▶ [EXERCISE]:
Please output every line of the material as it stands, without the pictures.

╔══

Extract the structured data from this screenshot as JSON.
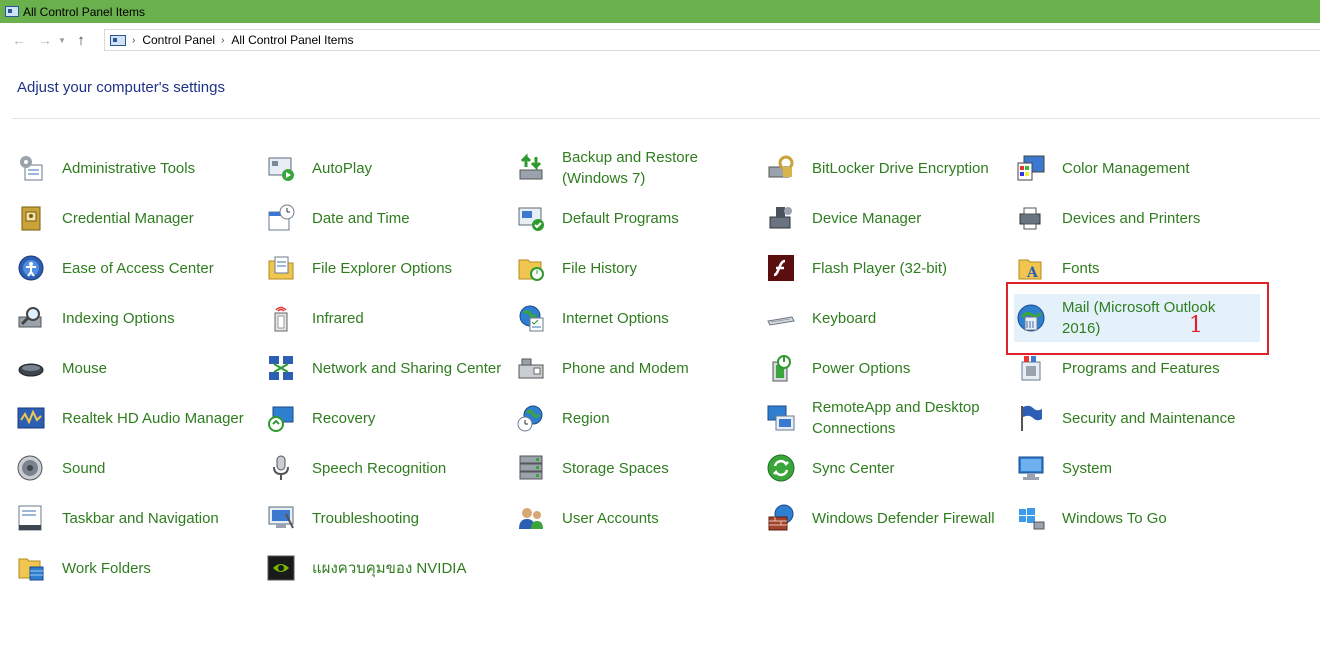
{
  "window": {
    "title": "All Control Panel Items"
  },
  "breadcrumb": [
    "Control Panel",
    "All Control Panel Items"
  ],
  "heading": "Adjust your computer's settings",
  "annotation": "1",
  "items": [
    {
      "label": "Administrative Tools",
      "icon": "admin-tools-icon"
    },
    {
      "label": "AutoPlay",
      "icon": "autoplay-icon"
    },
    {
      "label": "Backup and Restore (Windows 7)",
      "icon": "backup-restore-icon"
    },
    {
      "label": "BitLocker Drive Encryption",
      "icon": "bitlocker-icon"
    },
    {
      "label": "Color Management",
      "icon": "color-management-icon"
    },
    {
      "label": "Credential Manager",
      "icon": "credential-manager-icon"
    },
    {
      "label": "Date and Time",
      "icon": "date-time-icon"
    },
    {
      "label": "Default Programs",
      "icon": "default-programs-icon"
    },
    {
      "label": "Device Manager",
      "icon": "device-manager-icon"
    },
    {
      "label": "Devices and Printers",
      "icon": "devices-printers-icon"
    },
    {
      "label": "Ease of Access Center",
      "icon": "ease-of-access-icon"
    },
    {
      "label": "File Explorer Options",
      "icon": "file-explorer-options-icon"
    },
    {
      "label": "File History",
      "icon": "file-history-icon"
    },
    {
      "label": "Flash Player (32-bit)",
      "icon": "flash-player-icon"
    },
    {
      "label": "Fonts",
      "icon": "fonts-icon"
    },
    {
      "label": "Indexing Options",
      "icon": "indexing-options-icon"
    },
    {
      "label": "Infrared",
      "icon": "infrared-icon"
    },
    {
      "label": "Internet Options",
      "icon": "internet-options-icon"
    },
    {
      "label": "Keyboard",
      "icon": "keyboard-icon"
    },
    {
      "label": "Mail (Microsoft Outlook 2016)",
      "icon": "mail-icon",
      "selected": true
    },
    {
      "label": "Mouse",
      "icon": "mouse-icon"
    },
    {
      "label": "Network and Sharing Center",
      "icon": "network-sharing-icon"
    },
    {
      "label": "Phone and Modem",
      "icon": "phone-modem-icon"
    },
    {
      "label": "Power Options",
      "icon": "power-options-icon"
    },
    {
      "label": "Programs and Features",
      "icon": "programs-features-icon"
    },
    {
      "label": "Realtek HD Audio Manager",
      "icon": "realtek-audio-icon"
    },
    {
      "label": "Recovery",
      "icon": "recovery-icon"
    },
    {
      "label": "Region",
      "icon": "region-icon"
    },
    {
      "label": "RemoteApp and Desktop Connections",
      "icon": "remoteapp-icon"
    },
    {
      "label": "Security and Maintenance",
      "icon": "security-maintenance-icon"
    },
    {
      "label": "Sound",
      "icon": "sound-icon"
    },
    {
      "label": "Speech Recognition",
      "icon": "speech-recognition-icon"
    },
    {
      "label": "Storage Spaces",
      "icon": "storage-spaces-icon"
    },
    {
      "label": "Sync Center",
      "icon": "sync-center-icon"
    },
    {
      "label": "System",
      "icon": "system-icon"
    },
    {
      "label": "Taskbar and Navigation",
      "icon": "taskbar-navigation-icon"
    },
    {
      "label": "Troubleshooting",
      "icon": "troubleshooting-icon"
    },
    {
      "label": "User Accounts",
      "icon": "user-accounts-icon"
    },
    {
      "label": "Windows Defender Firewall",
      "icon": "firewall-icon"
    },
    {
      "label": "Windows To Go",
      "icon": "windows-to-go-icon"
    },
    {
      "label": "Work Folders",
      "icon": "work-folders-icon"
    },
    {
      "label": "แผงควบคุมของ NVIDIA",
      "icon": "nvidia-icon"
    }
  ]
}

╚══

▶ [TASK ANSWER]:
Extract the structured data from this screenshot as JSON.
{
  "window": {
    "title": "All Control Panel Items"
  },
  "breadcrumb": [
    "Control Panel",
    "All Control Panel Items"
  ],
  "heading": "Adjust your computer's settings",
  "annotation": "1",
  "items": [
    {
      "label": "Administrative Tools",
      "icon": "admin-tools-icon"
    },
    {
      "label": "AutoPlay",
      "icon": "autoplay-icon"
    },
    {
      "label": "Backup and Restore (Windows 7)",
      "icon": "backup-restore-icon"
    },
    {
      "label": "BitLocker Drive Encryption",
      "icon": "bitlocker-icon"
    },
    {
      "label": "Color Management",
      "icon": "color-management-icon"
    },
    {
      "label": "Credential Manager",
      "icon": "credential-manager-icon"
    },
    {
      "label": "Date and Time",
      "icon": "date-time-icon"
    },
    {
      "label": "Default Programs",
      "icon": "default-programs-icon"
    },
    {
      "label": "Device Manager",
      "icon": "device-manager-icon"
    },
    {
      "label": "Devices and Printers",
      "icon": "devices-printers-icon"
    },
    {
      "label": "Ease of Access Center",
      "icon": "ease-of-access-icon"
    },
    {
      "label": "File Explorer Options",
      "icon": "file-explorer-options-icon"
    },
    {
      "label": "File History",
      "icon": "file-history-icon"
    },
    {
      "label": "Flash Player (32-bit)",
      "icon": "flash-player-icon"
    },
    {
      "label": "Fonts",
      "icon": "fonts-icon"
    },
    {
      "label": "Indexing Options",
      "icon": "indexing-options-icon"
    },
    {
      "label": "Infrared",
      "icon": "infrared-icon"
    },
    {
      "label": "Internet Options",
      "icon": "internet-options-icon"
    },
    {
      "label": "Keyboard",
      "icon": "keyboard-icon"
    },
    {
      "label": "Mail (Microsoft Outlook 2016)",
      "icon": "mail-icon",
      "selected": true
    },
    {
      "label": "Mouse",
      "icon": "mouse-icon"
    },
    {
      "label": "Network and Sharing Center",
      "icon": "network-sharing-icon"
    },
    {
      "label": "Phone and Modem",
      "icon": "phone-modem-icon"
    },
    {
      "label": "Power Options",
      "icon": "power-options-icon"
    },
    {
      "label": "Programs and Features",
      "icon": "programs-features-icon"
    },
    {
      "label": "Realtek HD Audio Manager",
      "icon": "realtek-audio-icon"
    },
    {
      "label": "Recovery",
      "icon": "recovery-icon"
    },
    {
      "label": "Region",
      "icon": "region-icon"
    },
    {
      "label": "RemoteApp and Desktop Connections",
      "icon": "remoteapp-icon"
    },
    {
      "label": "Security and Maintenance",
      "icon": "security-maintenance-icon"
    },
    {
      "label": "Sound",
      "icon": "sound-icon"
    },
    {
      "label": "Speech Recognition",
      "icon": "speech-recognition-icon"
    },
    {
      "label": "Storage Spaces",
      "icon": "storage-spaces-icon"
    },
    {
      "label": "Sync Center",
      "icon": "sync-center-icon"
    },
    {
      "label": "System",
      "icon": "system-icon"
    },
    {
      "label": "Taskbar and Navigation",
      "icon": "taskbar-navigation-icon"
    },
    {
      "label": "Troubleshooting",
      "icon": "troubleshooting-icon"
    },
    {
      "label": "User Accounts",
      "icon": "user-accounts-icon"
    },
    {
      "label": "Windows Defender Firewall",
      "icon": "firewall-icon"
    },
    {
      "label": "Windows To Go",
      "icon": "windows-to-go-icon"
    },
    {
      "label": "Work Folders",
      "icon": "work-folders-icon"
    },
    {
      "label": "แผงควบคุมของ NVIDIA",
      "icon": "nvidia-icon"
    }
  ]
}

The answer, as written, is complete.